(Dataset records)

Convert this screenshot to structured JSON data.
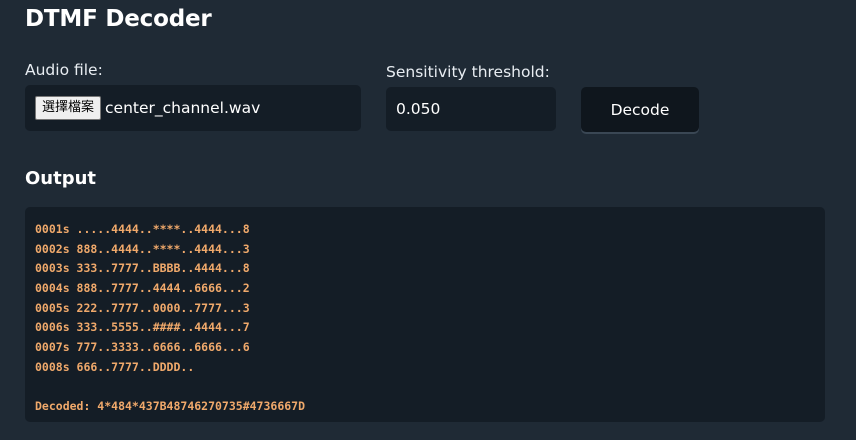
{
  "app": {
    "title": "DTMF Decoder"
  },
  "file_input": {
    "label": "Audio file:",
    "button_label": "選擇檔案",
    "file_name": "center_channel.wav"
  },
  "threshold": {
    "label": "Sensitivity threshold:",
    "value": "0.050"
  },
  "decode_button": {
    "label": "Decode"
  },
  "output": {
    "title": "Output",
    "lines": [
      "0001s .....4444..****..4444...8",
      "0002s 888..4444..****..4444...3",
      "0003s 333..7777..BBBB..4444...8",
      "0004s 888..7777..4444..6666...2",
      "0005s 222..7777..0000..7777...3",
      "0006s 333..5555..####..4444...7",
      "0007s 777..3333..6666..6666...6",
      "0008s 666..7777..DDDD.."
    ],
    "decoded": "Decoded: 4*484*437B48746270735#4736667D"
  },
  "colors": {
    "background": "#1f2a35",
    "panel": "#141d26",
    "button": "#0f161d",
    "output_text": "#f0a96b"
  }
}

[Given request]: Transcribe the material exactly, and leave out whatever pictures it holds.

[Exercise response]:
Convert this screenshot to structured JSON data.
{
  "app": {
    "title": "DTMF Decoder"
  },
  "file_input": {
    "label": "Audio file:",
    "button_label": "選擇檔案",
    "file_name": "center_channel.wav"
  },
  "threshold": {
    "label": "Sensitivity threshold:",
    "value": "0.050"
  },
  "decode_button": {
    "label": "Decode"
  },
  "output": {
    "title": "Output",
    "lines": [
      "0001s .....4444..****..4444...8",
      "0002s 888..4444..****..4444...3",
      "0003s 333..7777..BBBB..4444...8",
      "0004s 888..7777..4444..6666...2",
      "0005s 222..7777..0000..7777...3",
      "0006s 333..5555..####..4444...7",
      "0007s 777..3333..6666..6666...6",
      "0008s 666..7777..DDDD.."
    ],
    "decoded": "Decoded: 4*484*437B48746270735#4736667D"
  },
  "colors": {
    "background": "#1f2a35",
    "panel": "#141d26",
    "button": "#0f161d",
    "output_text": "#f0a96b"
  }
}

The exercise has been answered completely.